• [Task goal]:
State the number of lines that contain the word "части", and add nothing else.

• [Records shown]:

##########

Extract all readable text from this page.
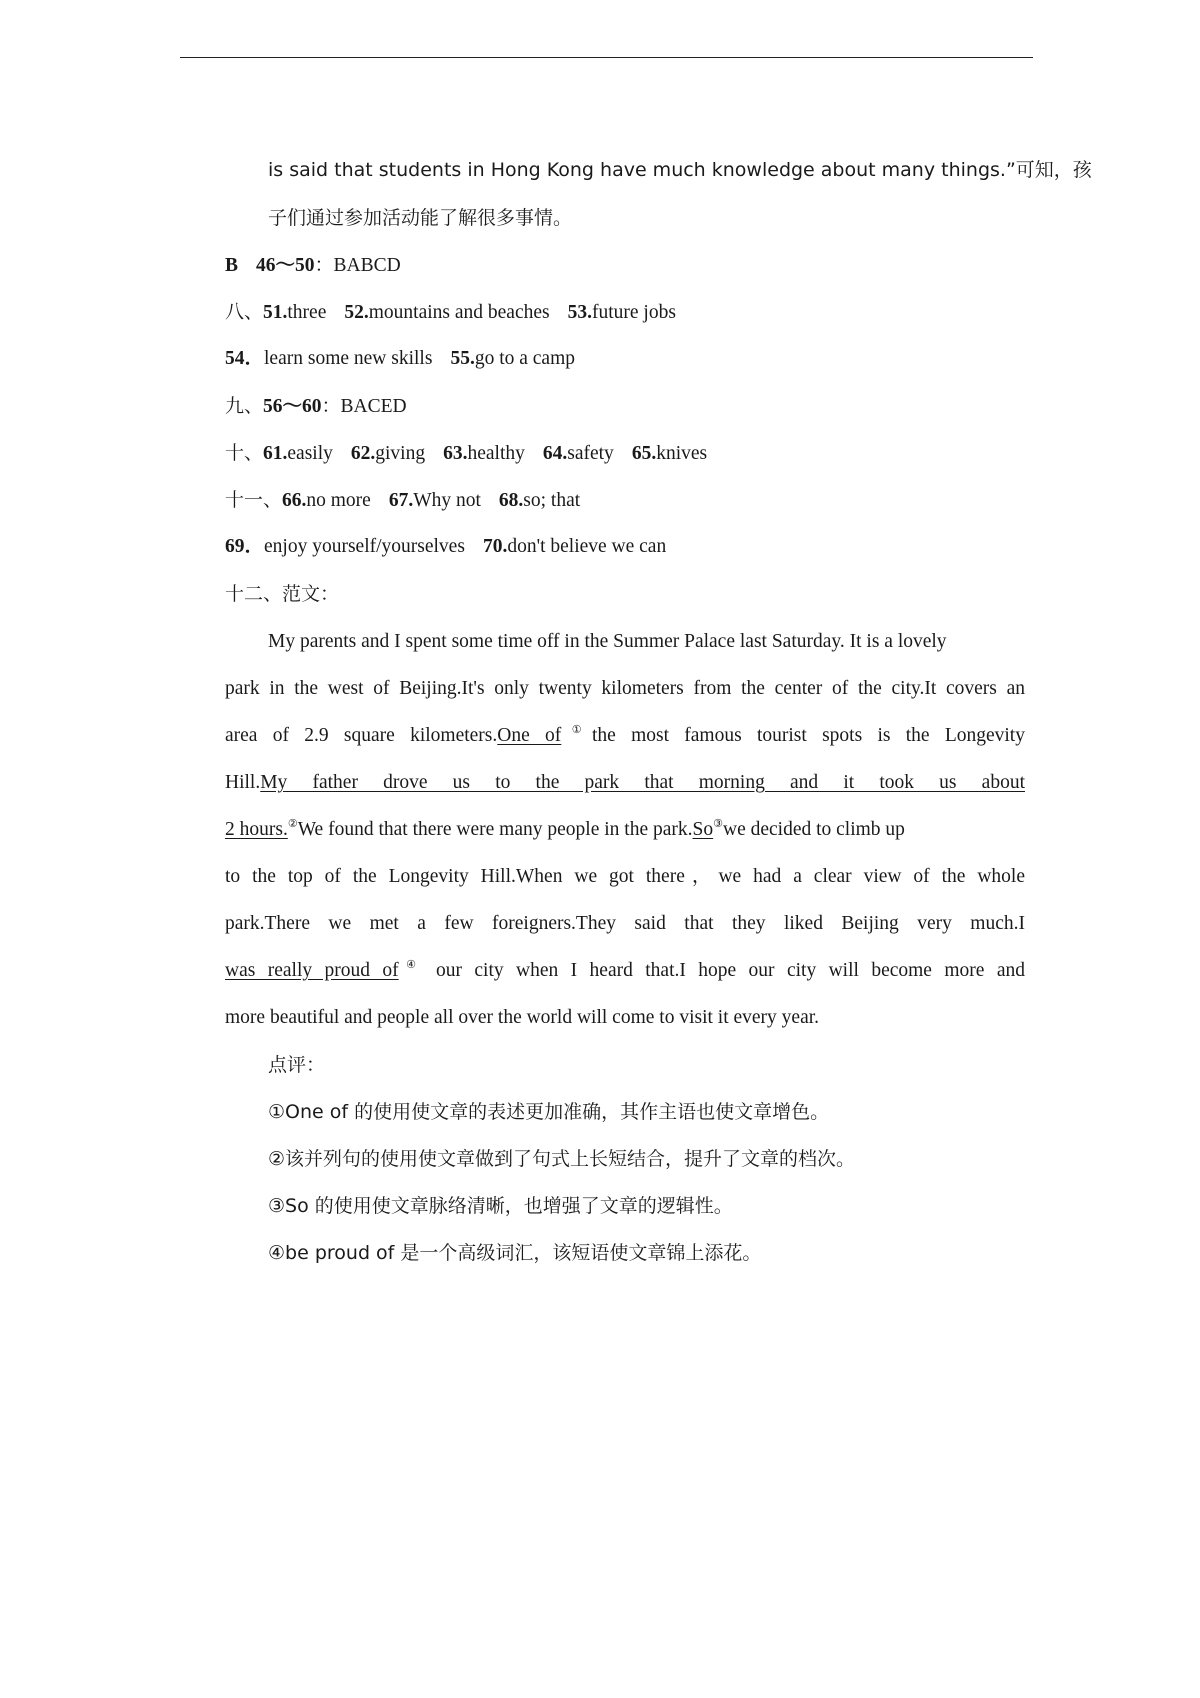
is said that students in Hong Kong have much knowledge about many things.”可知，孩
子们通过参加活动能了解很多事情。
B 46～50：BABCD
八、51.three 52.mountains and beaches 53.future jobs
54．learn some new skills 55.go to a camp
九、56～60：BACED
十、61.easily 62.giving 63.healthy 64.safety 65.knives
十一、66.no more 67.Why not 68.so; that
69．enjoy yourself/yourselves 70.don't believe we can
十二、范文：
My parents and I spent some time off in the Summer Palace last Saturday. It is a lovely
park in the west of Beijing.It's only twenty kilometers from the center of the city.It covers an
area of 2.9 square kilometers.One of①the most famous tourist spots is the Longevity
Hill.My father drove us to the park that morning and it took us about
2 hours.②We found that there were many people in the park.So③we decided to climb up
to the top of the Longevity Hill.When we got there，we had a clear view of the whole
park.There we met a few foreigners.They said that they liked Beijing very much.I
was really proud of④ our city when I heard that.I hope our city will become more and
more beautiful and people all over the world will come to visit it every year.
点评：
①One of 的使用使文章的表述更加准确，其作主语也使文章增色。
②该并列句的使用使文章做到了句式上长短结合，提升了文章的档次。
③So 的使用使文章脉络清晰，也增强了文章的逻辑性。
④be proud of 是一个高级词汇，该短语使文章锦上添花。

##########

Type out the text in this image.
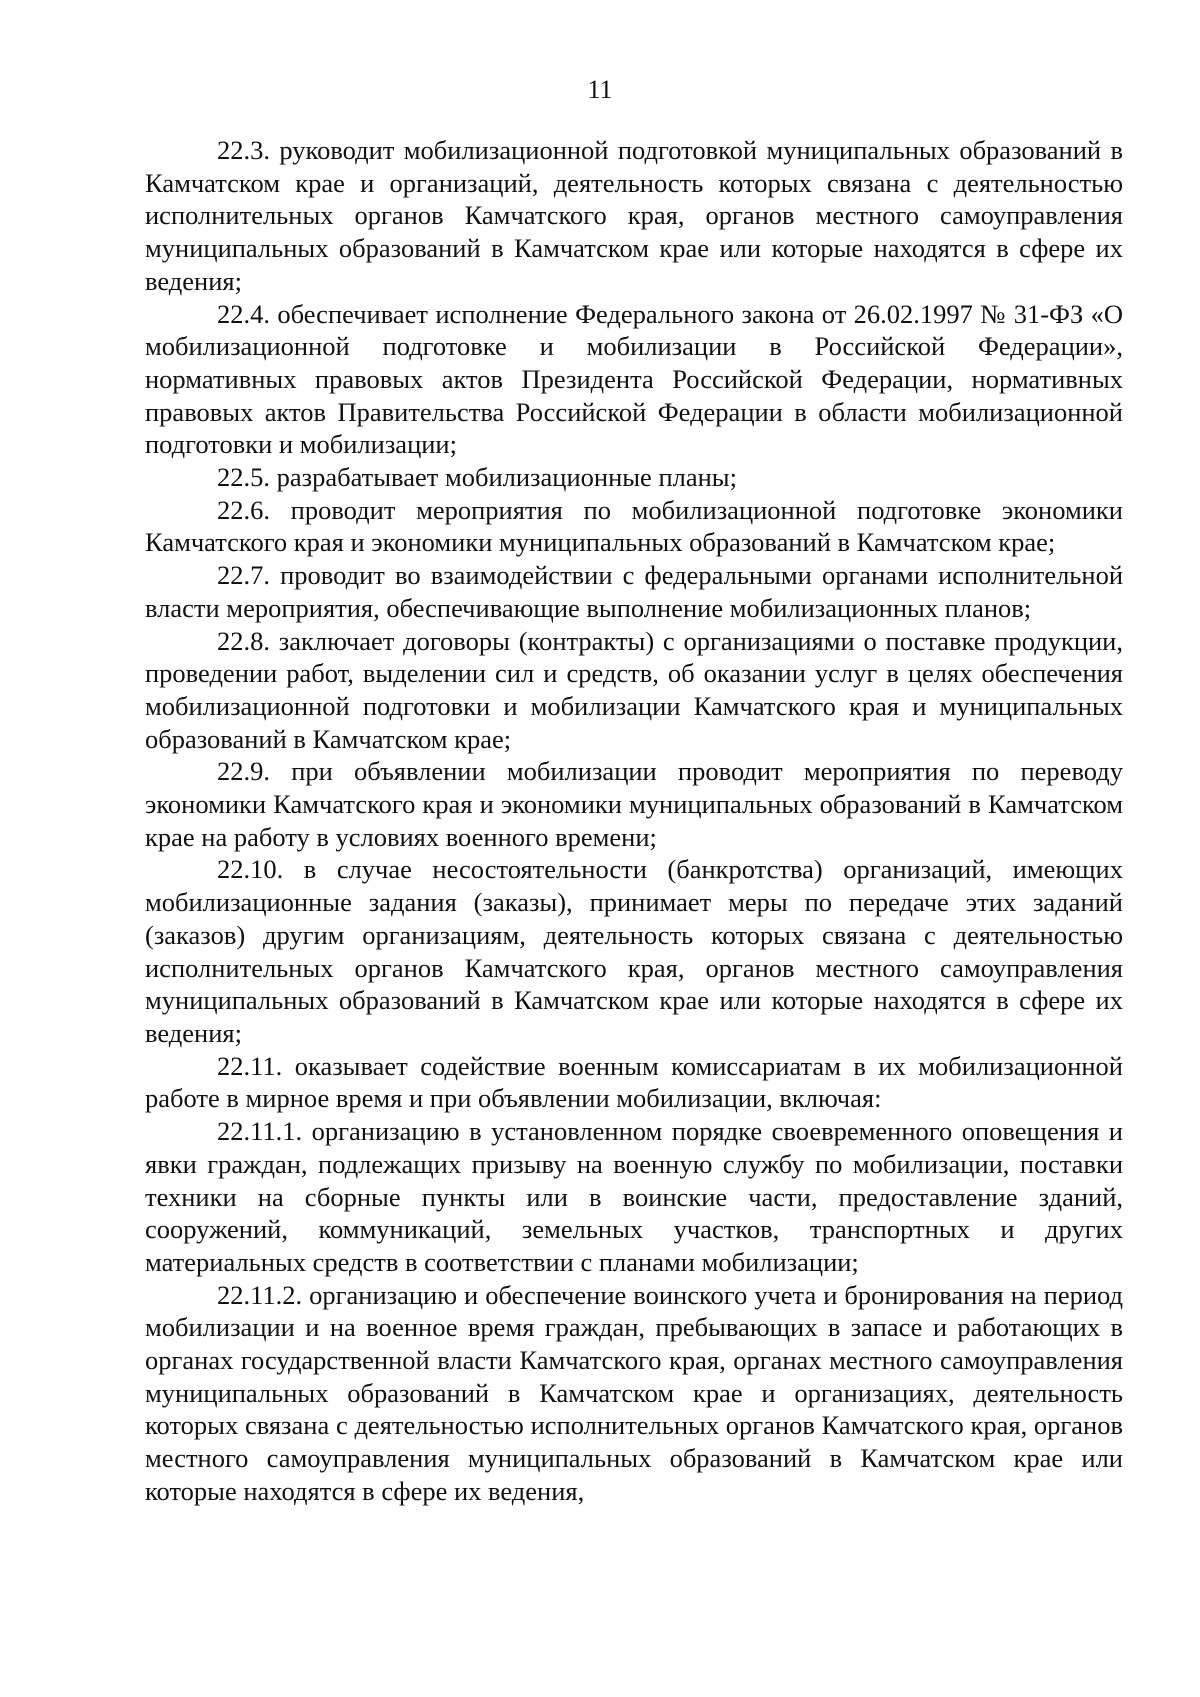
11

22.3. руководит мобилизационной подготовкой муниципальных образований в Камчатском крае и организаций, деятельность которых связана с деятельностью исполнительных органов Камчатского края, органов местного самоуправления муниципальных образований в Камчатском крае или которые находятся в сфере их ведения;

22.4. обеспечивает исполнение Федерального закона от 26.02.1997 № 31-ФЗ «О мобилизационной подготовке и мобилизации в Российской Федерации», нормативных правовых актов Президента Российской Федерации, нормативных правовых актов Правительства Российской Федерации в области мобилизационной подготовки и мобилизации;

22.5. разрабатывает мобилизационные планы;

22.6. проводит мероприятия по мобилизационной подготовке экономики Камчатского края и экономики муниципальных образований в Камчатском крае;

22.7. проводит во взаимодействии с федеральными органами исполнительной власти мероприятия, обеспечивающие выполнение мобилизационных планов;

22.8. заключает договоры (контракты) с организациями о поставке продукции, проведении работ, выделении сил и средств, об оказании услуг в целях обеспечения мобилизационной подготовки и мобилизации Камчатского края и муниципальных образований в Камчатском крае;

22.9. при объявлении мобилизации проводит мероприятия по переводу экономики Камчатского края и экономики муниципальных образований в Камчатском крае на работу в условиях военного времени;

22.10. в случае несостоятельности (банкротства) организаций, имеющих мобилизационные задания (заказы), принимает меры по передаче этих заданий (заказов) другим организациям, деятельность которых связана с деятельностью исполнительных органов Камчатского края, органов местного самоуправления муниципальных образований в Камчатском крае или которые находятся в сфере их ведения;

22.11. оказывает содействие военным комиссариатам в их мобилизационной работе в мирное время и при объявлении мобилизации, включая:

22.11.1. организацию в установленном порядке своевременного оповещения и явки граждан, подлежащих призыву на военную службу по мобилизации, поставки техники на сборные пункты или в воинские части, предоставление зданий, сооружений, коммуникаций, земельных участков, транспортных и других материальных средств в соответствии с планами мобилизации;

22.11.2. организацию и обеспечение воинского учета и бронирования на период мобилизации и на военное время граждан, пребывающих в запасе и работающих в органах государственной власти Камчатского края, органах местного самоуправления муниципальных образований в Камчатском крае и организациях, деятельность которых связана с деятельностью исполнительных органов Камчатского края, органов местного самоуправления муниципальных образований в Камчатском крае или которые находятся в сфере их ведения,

##########

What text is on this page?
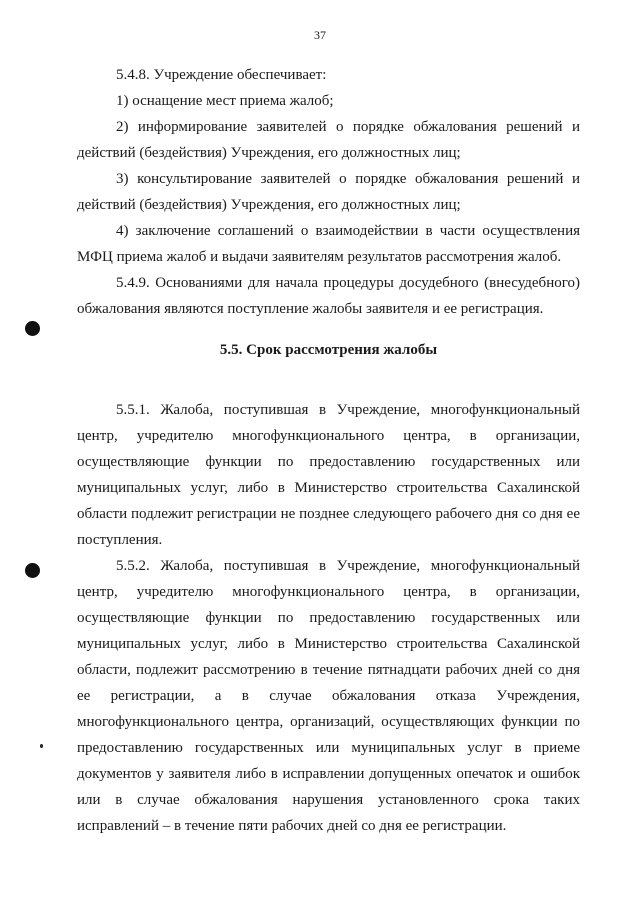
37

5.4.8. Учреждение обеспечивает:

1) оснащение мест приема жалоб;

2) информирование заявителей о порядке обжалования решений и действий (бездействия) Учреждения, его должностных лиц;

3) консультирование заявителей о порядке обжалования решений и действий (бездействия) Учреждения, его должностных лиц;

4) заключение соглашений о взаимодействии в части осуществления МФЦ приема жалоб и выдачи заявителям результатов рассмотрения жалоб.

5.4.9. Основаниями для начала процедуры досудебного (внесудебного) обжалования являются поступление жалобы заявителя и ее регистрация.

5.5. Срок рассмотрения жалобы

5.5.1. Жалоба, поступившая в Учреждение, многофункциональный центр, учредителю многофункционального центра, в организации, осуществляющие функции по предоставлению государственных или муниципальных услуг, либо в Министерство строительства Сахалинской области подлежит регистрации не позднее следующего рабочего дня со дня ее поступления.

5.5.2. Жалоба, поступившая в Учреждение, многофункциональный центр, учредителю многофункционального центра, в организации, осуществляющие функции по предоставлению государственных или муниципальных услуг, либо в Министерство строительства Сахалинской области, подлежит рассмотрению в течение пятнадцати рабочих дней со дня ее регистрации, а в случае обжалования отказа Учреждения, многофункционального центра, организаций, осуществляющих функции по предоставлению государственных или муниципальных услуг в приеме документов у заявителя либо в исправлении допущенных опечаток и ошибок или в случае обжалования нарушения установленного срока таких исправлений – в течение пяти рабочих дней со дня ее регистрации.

##########

• [Solution for this problem]:
2